>> BEGIN

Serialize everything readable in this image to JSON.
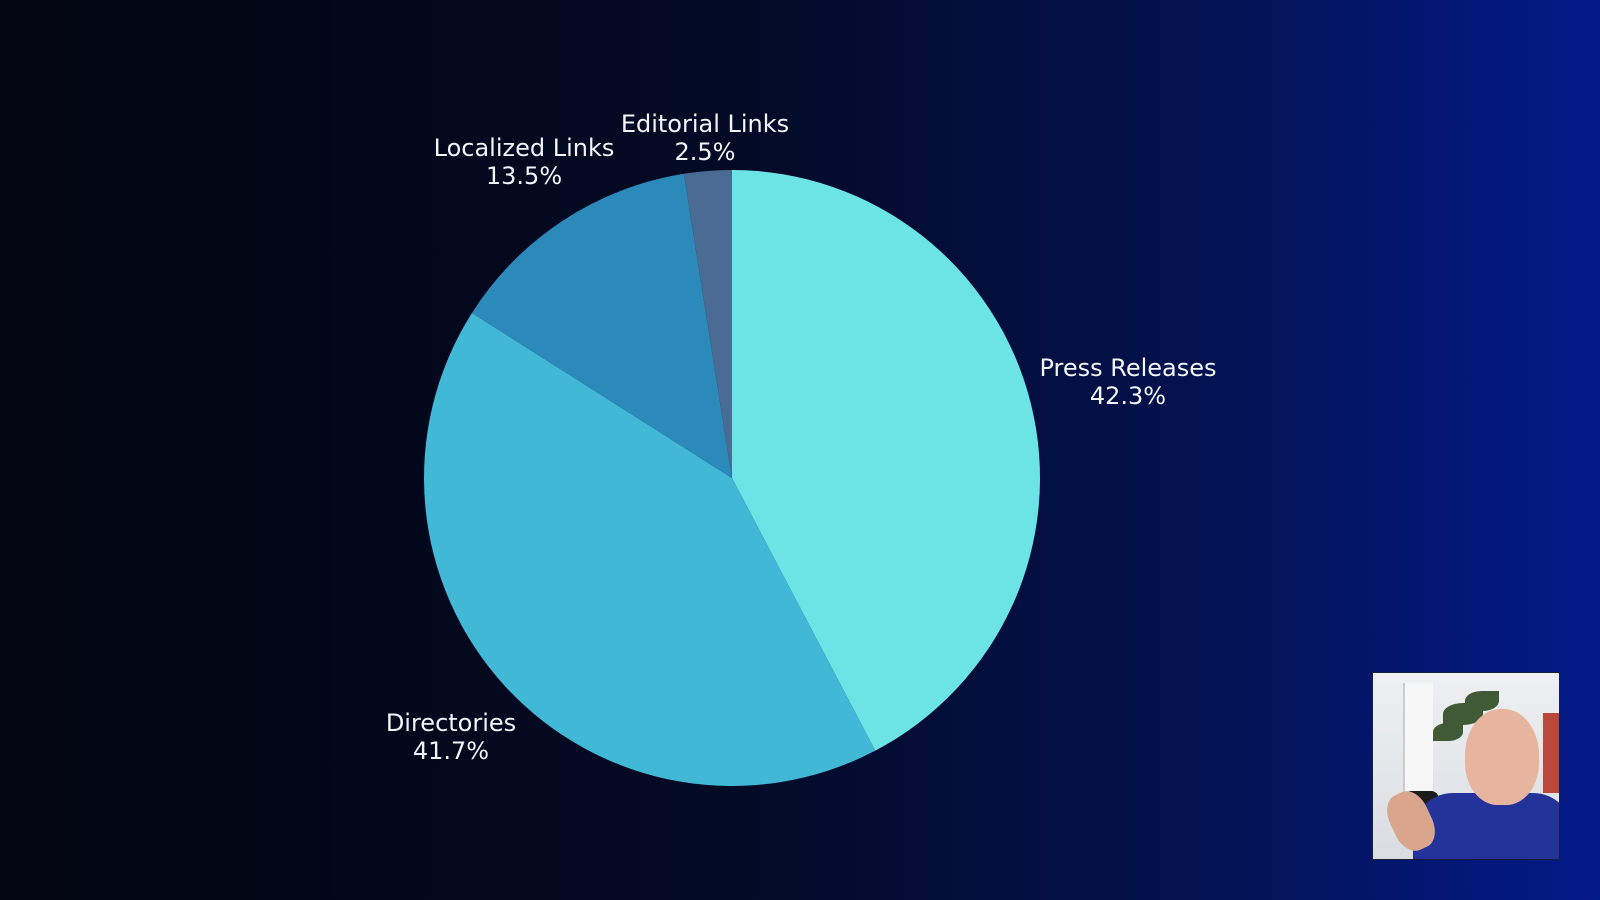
{
  "chart_data": {
    "type": "pie",
    "title": "",
    "slices": [
      {
        "label": "Press Releases",
        "value": 42.3,
        "display": "42.3%",
        "color": "#6ce4e6"
      },
      {
        "label": "Directories",
        "value": 41.7,
        "display": "41.7%",
        "color": "#41b8d6"
      },
      {
        "label": "Localized Links",
        "value": 13.5,
        "display": "13.5%",
        "color": "#2b8ab9"
      },
      {
        "label": "Editorial Links",
        "value": 2.5,
        "display": "2.5%",
        "color": "#4a6b93"
      }
    ],
    "start_angle_deg": 0,
    "direction": "clockwise",
    "labels_outside": true
  },
  "colors": {
    "background_left": "#02050f",
    "background_right": "#031a8a",
    "label_text": "#f2f5fb"
  },
  "webcam": {
    "icon": "presenter-webcam-overlay"
  }
}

>> END

STATED TASK. Reproduce all the records verbatim, excluding images.

EXERCISE OUTPUT.
Serialize everything readable in this image to JSON.
{
  "chart_data": {
    "type": "pie",
    "title": "",
    "slices": [
      {
        "label": "Press Releases",
        "value": 42.3,
        "display": "42.3%",
        "color": "#6ce4e6"
      },
      {
        "label": "Directories",
        "value": 41.7,
        "display": "41.7%",
        "color": "#41b8d6"
      },
      {
        "label": "Localized Links",
        "value": 13.5,
        "display": "13.5%",
        "color": "#2b8ab9"
      },
      {
        "label": "Editorial Links",
        "value": 2.5,
        "display": "2.5%",
        "color": "#4a6b93"
      }
    ],
    "start_angle_deg": 0,
    "direction": "clockwise",
    "labels_outside": true
  },
  "colors": {
    "background_left": "#02050f",
    "background_right": "#031a8a",
    "label_text": "#f2f5fb"
  },
  "webcam": {
    "icon": "presenter-webcam-overlay"
  }
}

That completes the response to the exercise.